Pictures appear in the records below; write out everything else exactly.
★ ★ ★ ★ ★
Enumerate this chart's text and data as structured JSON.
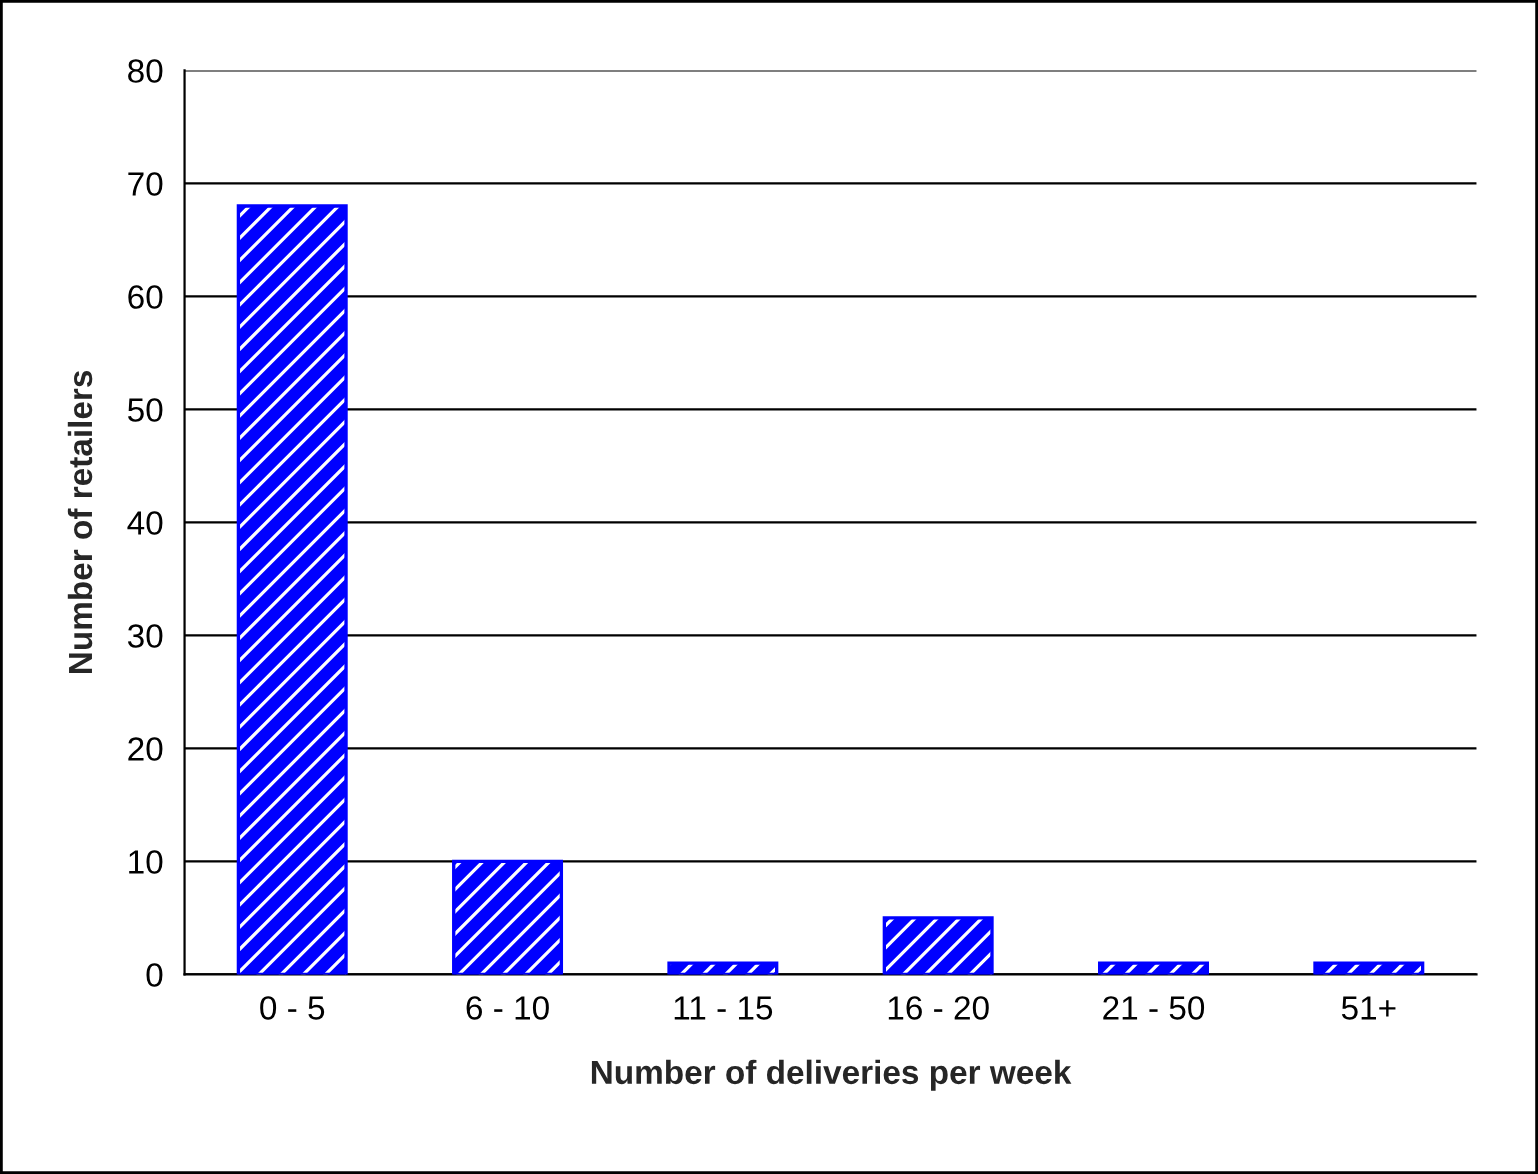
{
  "chart_data": {
    "type": "bar",
    "xlabel": "Number of deliveries per week",
    "ylabel": "Number of retailers",
    "categories": [
      "0 - 5",
      "6 - 10",
      "11 - 15",
      "16 - 20",
      "21 - 50",
      "51+"
    ],
    "values": [
      68,
      10,
      1,
      5,
      1,
      1
    ],
    "color": "#0000ff",
    "ylim": [
      0,
      80
    ],
    "yticks": [
      0,
      10,
      20,
      30,
      40,
      50,
      60,
      70,
      80
    ],
    "grid": "y",
    "legend": false
  }
}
★ ★ ★ ★ ★
> _ANSWER TO THIS EXERCISE_:
Enumerate this chart's text and data as structured JSON.
{
  "chart_data": {
    "type": "bar",
    "xlabel": "Number of deliveries per week",
    "ylabel": "Number of retailers",
    "categories": [
      "0 - 5",
      "6 - 10",
      "11 - 15",
      "16 - 20",
      "21 - 50",
      "51+"
    ],
    "values": [
      68,
      10,
      1,
      5,
      1,
      1
    ],
    "color": "#0000ff",
    "ylim": [
      0,
      80
    ],
    "yticks": [
      0,
      10,
      20,
      30,
      40,
      50,
      60,
      70,
      80
    ],
    "grid": "y",
    "legend": false
  }
}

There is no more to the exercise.